━━━━━ Material

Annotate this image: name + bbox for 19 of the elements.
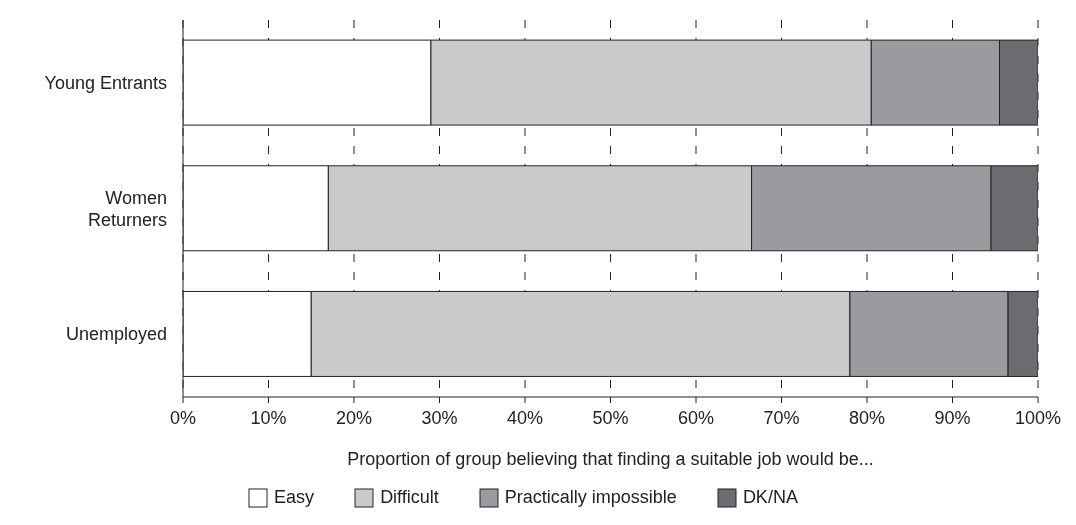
x-tick-label: 90% [934,407,971,428]
x-tick-label: 70% [763,407,800,428]
y-tick-label: Women Returners [87,187,167,230]
x-tick-label: 20% [335,407,373,428]
legend-label: DK/NA [741,487,798,508]
legend-label: Easy [273,487,315,508]
legend-label: Practically impossible [503,487,677,508]
x-tick-label: 100% [1014,407,1062,428]
y-tick-label: Young Entrants [44,72,167,93]
x-tick-label: 40% [506,407,544,428]
x-tick-label: 0% [169,407,197,428]
x-tick-label: 30% [421,407,458,428]
legend-label: Difficult [379,487,439,508]
x-tick-label: 60% [677,407,715,428]
x-tick-label: 80% [848,407,886,428]
y-tick-label: Unemployed [65,324,167,345]
x-tick-label: 10% [250,407,287,428]
x-tick-label: 50% [592,407,629,428]
x-axis-title: Proportion of group believing that finding a suitable job would be... [347,449,874,469]
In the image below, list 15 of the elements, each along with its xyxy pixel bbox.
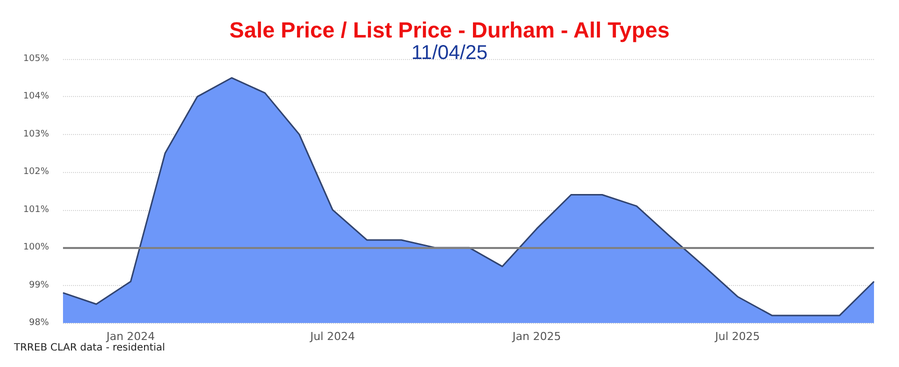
y-tick-label: 101% (23, 204, 50, 215)
y-tick-label: 105% (23, 54, 50, 64)
text: TRREB CLAR data - residential (13, 342, 166, 354)
y-tick-label: 99% (28, 280, 50, 290)
x-tick-label: Jan 2025 (512, 330, 561, 343)
y-tick-label: 98% (28, 318, 50, 328)
chart-subtitle: 11/04/25 (411, 42, 488, 64)
y-tick-label: 102% (23, 167, 50, 178)
x-tick-label: Jul 2024 (309, 330, 355, 343)
x-tick-label: Jan 2024 (105, 330, 155, 343)
y-tick-label: 104% (23, 92, 50, 102)
y-tick-label: 103% (23, 129, 50, 140)
x-tick-label: Jul 2025 (714, 330, 760, 343)
chart-title: Sale Price / List Price - Durham - All Types (229, 18, 670, 42)
y-tick-label: 100% (23, 242, 50, 253)
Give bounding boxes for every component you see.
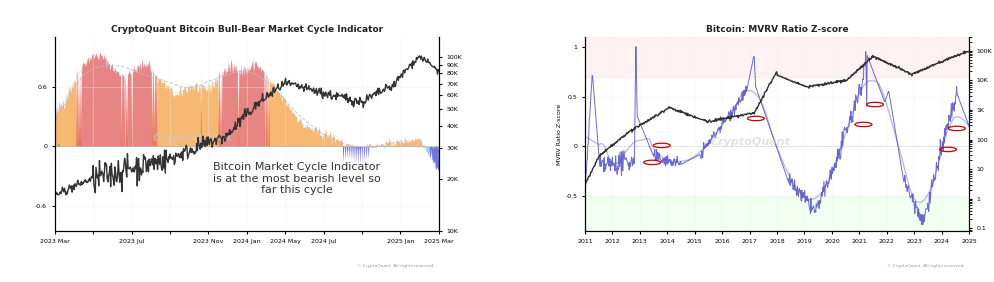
Text: CryptoQuant: CryptoQuant bbox=[153, 133, 233, 143]
Text: Bitcoin Market Cycle Indicator
is at the most bearish level so
far this cycle: Bitcoin Market Cycle Indicator is at the… bbox=[213, 162, 381, 195]
Title: Bitcoin: MVRV Ratio Z-score: Bitcoin: MVRV Ratio Z-score bbox=[706, 25, 848, 34]
Text: © CryptoQuant. All rights reserved.: © CryptoQuant. All rights reserved. bbox=[888, 264, 965, 268]
Text: CryptoQuant: CryptoQuant bbox=[710, 137, 790, 147]
Bar bbox=[584, 196, 969, 231]
Title: CryptoQuant Bitcoin Bull-Bear Market Cycle Indicator: CryptoQuant Bitcoin Bull-Bear Market Cyc… bbox=[110, 25, 383, 34]
Bar bbox=[584, 37, 969, 77]
Text: © CryptoQuant. All rights reserved.: © CryptoQuant. All rights reserved. bbox=[357, 264, 435, 268]
Y-axis label: MVRV Ratio Z-score: MVRV Ratio Z-score bbox=[558, 103, 563, 165]
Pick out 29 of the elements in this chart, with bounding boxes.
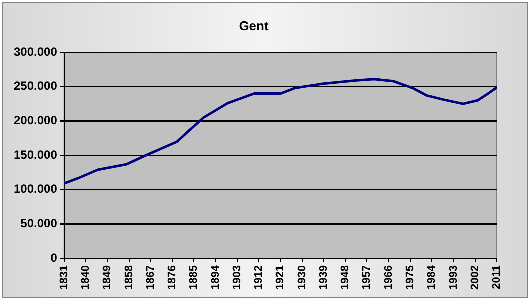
x-tick-label: 1957 (361, 266, 374, 290)
x-tick-label: 1858 (123, 266, 136, 290)
x-tick-label: 1885 (188, 266, 200, 290)
y-tick-label: 200.000 (14, 114, 58, 128)
x-tick-label: 1894 (210, 264, 222, 290)
y-tick-label: 50.000 (20, 216, 58, 231)
x-tick-label: 1975 (404, 266, 417, 290)
y-tick-label: 300.000 (14, 44, 58, 59)
x-tick-label: 1849 (102, 266, 114, 290)
x-tick-label: 1984 (426, 264, 438, 290)
x-tick-label: 2011 (491, 266, 504, 290)
y-tick-label: 150.000 (14, 148, 58, 162)
y-tick-label: 100.000 (14, 182, 58, 196)
x-tick-label: 1930 (296, 266, 308, 290)
x-tick-label: 1840 (80, 266, 92, 290)
x-tick-label: 1876 (166, 266, 179, 290)
y-tick-label: 250.000 (14, 79, 58, 94)
x-tick-label: 1867 (144, 266, 157, 290)
x-tick-label: 1939 (318, 266, 330, 290)
x-tick-label: 1903 (231, 266, 244, 290)
x-tick-label: 1993 (448, 266, 460, 290)
x-tick-label: 1831 (58, 266, 70, 290)
x-tick-label: 1948 (340, 266, 352, 290)
chart-title: Gent (239, 18, 270, 34)
y-tick-label: 0 (50, 250, 58, 265)
x-tick-label: 1966 (382, 266, 395, 290)
x-tick-label: 2002 (469, 266, 482, 290)
x-tick-label: 1912 (253, 266, 266, 290)
x-tick-label: 1921 (274, 266, 287, 290)
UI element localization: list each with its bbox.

━━━━━━━━━━

Please change "elements" to "items" throughout the material, starting at its first line and ending at the line containing "Give bounding boxes", with nothing else altered. Leave the pictures out of your answer.

** Correct output **
Annotate this image: name + bbox for 19 of the items.
x-tick-label: 90% [934,407,971,428]
x-tick-label: 70% [763,407,800,428]
y-tick-label: Women Returners [87,187,167,230]
x-tick-label: 20% [335,407,373,428]
legend-label: DK/NA [741,487,798,508]
legend-label: Easy [273,487,315,508]
legend-label: Practically impossible [503,487,677,508]
x-tick-label: 100% [1014,407,1062,428]
y-tick-label: Young Entrants [44,72,167,93]
x-tick-label: 40% [506,407,544,428]
x-tick-label: 0% [169,407,197,428]
x-tick-label: 30% [421,407,458,428]
legend-label: Difficult [379,487,439,508]
x-tick-label: 60% [677,407,715,428]
x-tick-label: 80% [848,407,886,428]
y-tick-label: Unemployed [65,324,167,345]
x-tick-label: 10% [250,407,287,428]
x-tick-label: 50% [592,407,629,428]
x-axis-title: Proportion of group believing that finding a suitable job would be... [347,449,874,469]
In the image below, list 15 of the items, each along with its xyxy pixel bbox.
y-tick-label: 101% (23, 204, 50, 215)
y-tick-label: 105% (23, 54, 50, 64)
text: TRREB CLAR data - residential (13, 342, 166, 354)
y-tick-label: 99% (28, 280, 50, 290)
x-tick-label: Jan 2025 (512, 330, 561, 343)
y-tick-label: 98% (28, 318, 50, 328)
chart-subtitle: 11/04/25 (411, 42, 488, 64)
y-tick-label: 102% (23, 167, 50, 178)
x-tick-label: Jul 2024 (309, 330, 355, 343)
x-tick-label: Jan 2024 (105, 330, 155, 343)
y-tick-label: 104% (23, 92, 50, 102)
y-tick-label: 103% (23, 129, 50, 140)
x-tick-label: Jul 2025 (714, 330, 760, 343)
chart-title: Sale Price / List Price - Durham - All Types (229, 18, 670, 42)
y-tick-label: 100% (23, 242, 50, 253)
Give bounding boxes for every component you see.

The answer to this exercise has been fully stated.